(RECORDS FOR THIS TASK):
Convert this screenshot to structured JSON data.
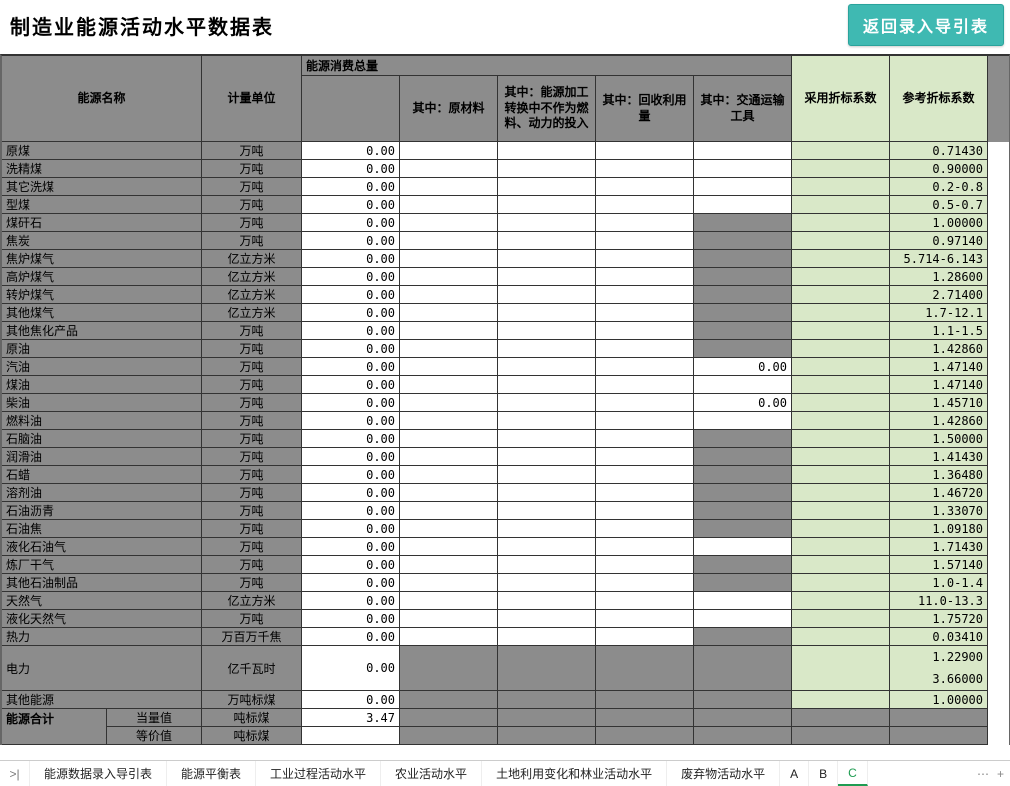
{
  "title": "制造业能源活动水平数据表",
  "buttons": {
    "back": "返回录入导引表"
  },
  "headers": {
    "name": "能源名称",
    "unit": "计量单位",
    "consume_group": "能源消费总量",
    "sub_blank": "",
    "sub_raw": "其中：原材料",
    "sub_proc": "其中：能源加工转换中不作为燃料、动力的投入",
    "sub_recyc": "其中：回收利用量",
    "sub_trans": "其中：交通运输工具",
    "coef_used": "采用折标系数",
    "coef_ref": "参考折标系数"
  },
  "units": {
    "wd": "万吨",
    "ylfm": "亿立方米",
    "wbwqj": "万百万千焦",
    "yqws": "亿千瓦时",
    "wdbm": "万吨标煤",
    "dbm": "吨标煤"
  },
  "rows": [
    {
      "name": "原煤",
      "unit": "万吨",
      "total": "0.00",
      "raw": "",
      "proc": "",
      "recyc": "",
      "trans": "",
      "trans_gr": false,
      "coef": "0.71430"
    },
    {
      "name": "洗精煤",
      "unit": "万吨",
      "total": "0.00",
      "raw": "",
      "proc": "",
      "recyc": "",
      "trans": "",
      "trans_gr": false,
      "coef": "0.90000"
    },
    {
      "name": "其它洗煤",
      "unit": "万吨",
      "total": "0.00",
      "raw": "",
      "proc": "",
      "recyc": "",
      "trans": "",
      "trans_gr": false,
      "coef": "0.2-0.8"
    },
    {
      "name": "型煤",
      "unit": "万吨",
      "total": "0.00",
      "raw": "",
      "proc": "",
      "recyc": "",
      "trans": "",
      "trans_gr": false,
      "coef": "0.5-0.7"
    },
    {
      "name": "煤矸石",
      "unit": "万吨",
      "total": "0.00",
      "raw": "",
      "proc": "",
      "recyc": "",
      "trans": "",
      "trans_gr": true,
      "coef": "1.00000"
    },
    {
      "name": "焦炭",
      "unit": "万吨",
      "total": "0.00",
      "raw": "",
      "proc": "",
      "recyc": "",
      "trans": "",
      "trans_gr": true,
      "coef": "0.97140"
    },
    {
      "name": "焦炉煤气",
      "unit": "亿立方米",
      "total": "0.00",
      "raw": "",
      "proc": "",
      "recyc": "",
      "trans": "",
      "trans_gr": true,
      "coef": "5.714-6.143"
    },
    {
      "name": "高炉煤气",
      "unit": "亿立方米",
      "total": "0.00",
      "raw": "",
      "proc": "",
      "recyc": "",
      "trans": "",
      "trans_gr": true,
      "coef": "1.28600"
    },
    {
      "name": "转炉煤气",
      "unit": "亿立方米",
      "total": "0.00",
      "raw": "",
      "proc": "",
      "recyc": "",
      "trans": "",
      "trans_gr": true,
      "coef": "2.71400"
    },
    {
      "name": "其他煤气",
      "unit": "亿立方米",
      "total": "0.00",
      "raw": "",
      "proc": "",
      "recyc": "",
      "trans": "",
      "trans_gr": true,
      "coef": "1.7-12.1"
    },
    {
      "name": "其他焦化产品",
      "unit": "万吨",
      "total": "0.00",
      "raw": "",
      "proc": "",
      "recyc": "",
      "trans": "",
      "trans_gr": true,
      "coef": "1.1-1.5"
    },
    {
      "name": "原油",
      "unit": "万吨",
      "total": "0.00",
      "raw": "",
      "proc": "",
      "recyc": "",
      "trans": "",
      "trans_gr": true,
      "coef": "1.42860"
    },
    {
      "name": "汽油",
      "unit": "万吨",
      "total": "0.00",
      "raw": "",
      "proc": "",
      "recyc": "",
      "trans": "0.00",
      "trans_gr": false,
      "coef": "1.47140"
    },
    {
      "name": "煤油",
      "unit": "万吨",
      "total": "0.00",
      "raw": "",
      "proc": "",
      "recyc": "",
      "trans": "",
      "trans_gr": false,
      "coef": "1.47140"
    },
    {
      "name": "柴油",
      "unit": "万吨",
      "total": "0.00",
      "raw": "",
      "proc": "",
      "recyc": "",
      "trans": "0.00",
      "trans_gr": false,
      "coef": "1.45710"
    },
    {
      "name": "燃料油",
      "unit": "万吨",
      "total": "0.00",
      "raw": "",
      "proc": "",
      "recyc": "",
      "trans": "",
      "trans_gr": false,
      "coef": "1.42860"
    },
    {
      "name": "石脑油",
      "unit": "万吨",
      "total": "0.00",
      "raw": "",
      "proc": "",
      "recyc": "",
      "trans": "",
      "trans_gr": true,
      "coef": "1.50000"
    },
    {
      "name": "润滑油",
      "unit": "万吨",
      "total": "0.00",
      "raw": "",
      "proc": "",
      "recyc": "",
      "trans": "",
      "trans_gr": true,
      "coef": "1.41430"
    },
    {
      "name": "石蜡",
      "unit": "万吨",
      "total": "0.00",
      "raw": "",
      "proc": "",
      "recyc": "",
      "trans": "",
      "trans_gr": true,
      "coef": "1.36480"
    },
    {
      "name": "溶剂油",
      "unit": "万吨",
      "total": "0.00",
      "raw": "",
      "proc": "",
      "recyc": "",
      "trans": "",
      "trans_gr": true,
      "coef": "1.46720"
    },
    {
      "name": "石油沥青",
      "unit": "万吨",
      "total": "0.00",
      "raw": "",
      "proc": "",
      "recyc": "",
      "trans": "",
      "trans_gr": true,
      "coef": "1.33070"
    },
    {
      "name": "石油焦",
      "unit": "万吨",
      "total": "0.00",
      "raw": "",
      "proc": "",
      "recyc": "",
      "trans": "",
      "trans_gr": true,
      "coef": "1.09180"
    },
    {
      "name": "液化石油气",
      "unit": "万吨",
      "total": "0.00",
      "raw": "",
      "proc": "",
      "recyc": "",
      "trans": "",
      "trans_gr": false,
      "coef": "1.71430"
    },
    {
      "name": "炼厂干气",
      "unit": "万吨",
      "total": "0.00",
      "raw": "",
      "proc": "",
      "recyc": "",
      "trans": "",
      "trans_gr": true,
      "coef": "1.57140"
    },
    {
      "name": "其他石油制品",
      "unit": "万吨",
      "total": "0.00",
      "raw": "",
      "proc": "",
      "recyc": "",
      "trans": "",
      "trans_gr": true,
      "coef": "1.0-1.4"
    },
    {
      "name": "天然气",
      "unit": "亿立方米",
      "total": "0.00",
      "raw": "",
      "proc": "",
      "recyc": "",
      "trans": "",
      "trans_gr": false,
      "coef": "11.0-13.3"
    },
    {
      "name": "液化天然气",
      "unit": "万吨",
      "total": "0.00",
      "raw": "",
      "proc": "",
      "recyc": "",
      "trans": "",
      "trans_gr": false,
      "coef": "1.75720"
    },
    {
      "name": "热力",
      "unit": "万百万千焦",
      "total": "0.00",
      "raw": "",
      "proc": "",
      "recyc": "",
      "trans": "",
      "trans_gr": true,
      "coef": "0.03410"
    }
  ],
  "elec": {
    "name": "电力",
    "unit": "亿千瓦时",
    "total": "0.00",
    "coef1": "1.22900",
    "coef2": "3.66000"
  },
  "other_energy": {
    "name": "其他能源",
    "unit": "万吨标煤",
    "total": "0.00",
    "coef": "1.00000"
  },
  "energy_total": {
    "label": "能源合计",
    "row1": {
      "sub": "当量值",
      "unit": "吨标煤",
      "total": "3.47"
    },
    "row2": {
      "sub": "等价值",
      "unit": "吨标煤",
      "total": ""
    }
  },
  "tabs": {
    "list": [
      "能源数据录入导引表",
      "能源平衡表",
      "工业过程活动水平",
      "农业活动水平",
      "土地利用变化和林业活动水平",
      "废弃物活动水平",
      "A",
      "B",
      "C"
    ],
    "active": 8
  }
}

(DO THIS):
Print out the lines exactly, skipping any picture.

(EXPECTED OUTPUT):
Convert this screenshot to structured JSON data.
{
  "title": "制造业能源活动水平数据表",
  "buttons": {
    "back": "返回录入导引表"
  },
  "headers": {
    "name": "能源名称",
    "unit": "计量单位",
    "consume_group": "能源消费总量",
    "sub_blank": "",
    "sub_raw": "其中：原材料",
    "sub_proc": "其中：能源加工转换中不作为燃料、动力的投入",
    "sub_recyc": "其中：回收利用量",
    "sub_trans": "其中：交通运输工具",
    "coef_used": "采用折标系数",
    "coef_ref": "参考折标系数"
  },
  "units": {
    "wd": "万吨",
    "ylfm": "亿立方米",
    "wbwqj": "万百万千焦",
    "yqws": "亿千瓦时",
    "wdbm": "万吨标煤",
    "dbm": "吨标煤"
  },
  "rows": [
    {
      "name": "原煤",
      "unit": "万吨",
      "total": "0.00",
      "raw": "",
      "proc": "",
      "recyc": "",
      "trans": "",
      "trans_gr": false,
      "coef": "0.71430"
    },
    {
      "name": "洗精煤",
      "unit": "万吨",
      "total": "0.00",
      "raw": "",
      "proc": "",
      "recyc": "",
      "trans": "",
      "trans_gr": false,
      "coef": "0.90000"
    },
    {
      "name": "其它洗煤",
      "unit": "万吨",
      "total": "0.00",
      "raw": "",
      "proc": "",
      "recyc": "",
      "trans": "",
      "trans_gr": false,
      "coef": "0.2-0.8"
    },
    {
      "name": "型煤",
      "unit": "万吨",
      "total": "0.00",
      "raw": "",
      "proc": "",
      "recyc": "",
      "trans": "",
      "trans_gr": false,
      "coef": "0.5-0.7"
    },
    {
      "name": "煤矸石",
      "unit": "万吨",
      "total": "0.00",
      "raw": "",
      "proc": "",
      "recyc": "",
      "trans": "",
      "trans_gr": true,
      "coef": "1.00000"
    },
    {
      "name": "焦炭",
      "unit": "万吨",
      "total": "0.00",
      "raw": "",
      "proc": "",
      "recyc": "",
      "trans": "",
      "trans_gr": true,
      "coef": "0.97140"
    },
    {
      "name": "焦炉煤气",
      "unit": "亿立方米",
      "total": "0.00",
      "raw": "",
      "proc": "",
      "recyc": "",
      "trans": "",
      "trans_gr": true,
      "coef": "5.714-6.143"
    },
    {
      "name": "高炉煤气",
      "unit": "亿立方米",
      "total": "0.00",
      "raw": "",
      "proc": "",
      "recyc": "",
      "trans": "",
      "trans_gr": true,
      "coef": "1.28600"
    },
    {
      "name": "转炉煤气",
      "unit": "亿立方米",
      "total": "0.00",
      "raw": "",
      "proc": "",
      "recyc": "",
      "trans": "",
      "trans_gr": true,
      "coef": "2.71400"
    },
    {
      "name": "其他煤气",
      "unit": "亿立方米",
      "total": "0.00",
      "raw": "",
      "proc": "",
      "recyc": "",
      "trans": "",
      "trans_gr": true,
      "coef": "1.7-12.1"
    },
    {
      "name": "其他焦化产品",
      "unit": "万吨",
      "total": "0.00",
      "raw": "",
      "proc": "",
      "recyc": "",
      "trans": "",
      "trans_gr": true,
      "coef": "1.1-1.5"
    },
    {
      "name": "原油",
      "unit": "万吨",
      "total": "0.00",
      "raw": "",
      "proc": "",
      "recyc": "",
      "trans": "",
      "trans_gr": true,
      "coef": "1.42860"
    },
    {
      "name": "汽油",
      "unit": "万吨",
      "total": "0.00",
      "raw": "",
      "proc": "",
      "recyc": "",
      "trans": "0.00",
      "trans_gr": false,
      "coef": "1.47140"
    },
    {
      "name": "煤油",
      "unit": "万吨",
      "total": "0.00",
      "raw": "",
      "proc": "",
      "recyc": "",
      "trans": "",
      "trans_gr": false,
      "coef": "1.47140"
    },
    {
      "name": "柴油",
      "unit": "万吨",
      "total": "0.00",
      "raw": "",
      "proc": "",
      "recyc": "",
      "trans": "0.00",
      "trans_gr": false,
      "coef": "1.45710"
    },
    {
      "name": "燃料油",
      "unit": "万吨",
      "total": "0.00",
      "raw": "",
      "proc": "",
      "recyc": "",
      "trans": "",
      "trans_gr": false,
      "coef": "1.42860"
    },
    {
      "name": "石脑油",
      "unit": "万吨",
      "total": "0.00",
      "raw": "",
      "proc": "",
      "recyc": "",
      "trans": "",
      "trans_gr": true,
      "coef": "1.50000"
    },
    {
      "name": "润滑油",
      "unit": "万吨",
      "total": "0.00",
      "raw": "",
      "proc": "",
      "recyc": "",
      "trans": "",
      "trans_gr": true,
      "coef": "1.41430"
    },
    {
      "name": "石蜡",
      "unit": "万吨",
      "total": "0.00",
      "raw": "",
      "proc": "",
      "recyc": "",
      "trans": "",
      "trans_gr": true,
      "coef": "1.36480"
    },
    {
      "name": "溶剂油",
      "unit": "万吨",
      "total": "0.00",
      "raw": "",
      "proc": "",
      "recyc": "",
      "trans": "",
      "trans_gr": true,
      "coef": "1.46720"
    },
    {
      "name": "石油沥青",
      "unit": "万吨",
      "total": "0.00",
      "raw": "",
      "proc": "",
      "recyc": "",
      "trans": "",
      "trans_gr": true,
      "coef": "1.33070"
    },
    {
      "name": "石油焦",
      "unit": "万吨",
      "total": "0.00",
      "raw": "",
      "proc": "",
      "recyc": "",
      "trans": "",
      "trans_gr": true,
      "coef": "1.09180"
    },
    {
      "name": "液化石油气",
      "unit": "万吨",
      "total": "0.00",
      "raw": "",
      "proc": "",
      "recyc": "",
      "trans": "",
      "trans_gr": false,
      "coef": "1.71430"
    },
    {
      "name": "炼厂干气",
      "unit": "万吨",
      "total": "0.00",
      "raw": "",
      "proc": "",
      "recyc": "",
      "trans": "",
      "trans_gr": true,
      "coef": "1.57140"
    },
    {
      "name": "其他石油制品",
      "unit": "万吨",
      "total": "0.00",
      "raw": "",
      "proc": "",
      "recyc": "",
      "trans": "",
      "trans_gr": true,
      "coef": "1.0-1.4"
    },
    {
      "name": "天然气",
      "unit": "亿立方米",
      "total": "0.00",
      "raw": "",
      "proc": "",
      "recyc": "",
      "trans": "",
      "trans_gr": false,
      "coef": "11.0-13.3"
    },
    {
      "name": "液化天然气",
      "unit": "万吨",
      "total": "0.00",
      "raw": "",
      "proc": "",
      "recyc": "",
      "trans": "",
      "trans_gr": false,
      "coef": "1.75720"
    },
    {
      "name": "热力",
      "unit": "万百万千焦",
      "total": "0.00",
      "raw": "",
      "proc": "",
      "recyc": "",
      "trans": "",
      "trans_gr": true,
      "coef": "0.03410"
    }
  ],
  "elec": {
    "name": "电力",
    "unit": "亿千瓦时",
    "total": "0.00",
    "coef1": "1.22900",
    "coef2": "3.66000"
  },
  "other_energy": {
    "name": "其他能源",
    "unit": "万吨标煤",
    "total": "0.00",
    "coef": "1.00000"
  },
  "energy_total": {
    "label": "能源合计",
    "row1": {
      "sub": "当量值",
      "unit": "吨标煤",
      "total": "3.47"
    },
    "row2": {
      "sub": "等价值",
      "unit": "吨标煤",
      "total": ""
    }
  },
  "tabs": {
    "list": [
      "能源数据录入导引表",
      "能源平衡表",
      "工业过程活动水平",
      "农业活动水平",
      "土地利用变化和林业活动水平",
      "废弃物活动水平",
      "A",
      "B",
      "C"
    ],
    "active": 8
  }
}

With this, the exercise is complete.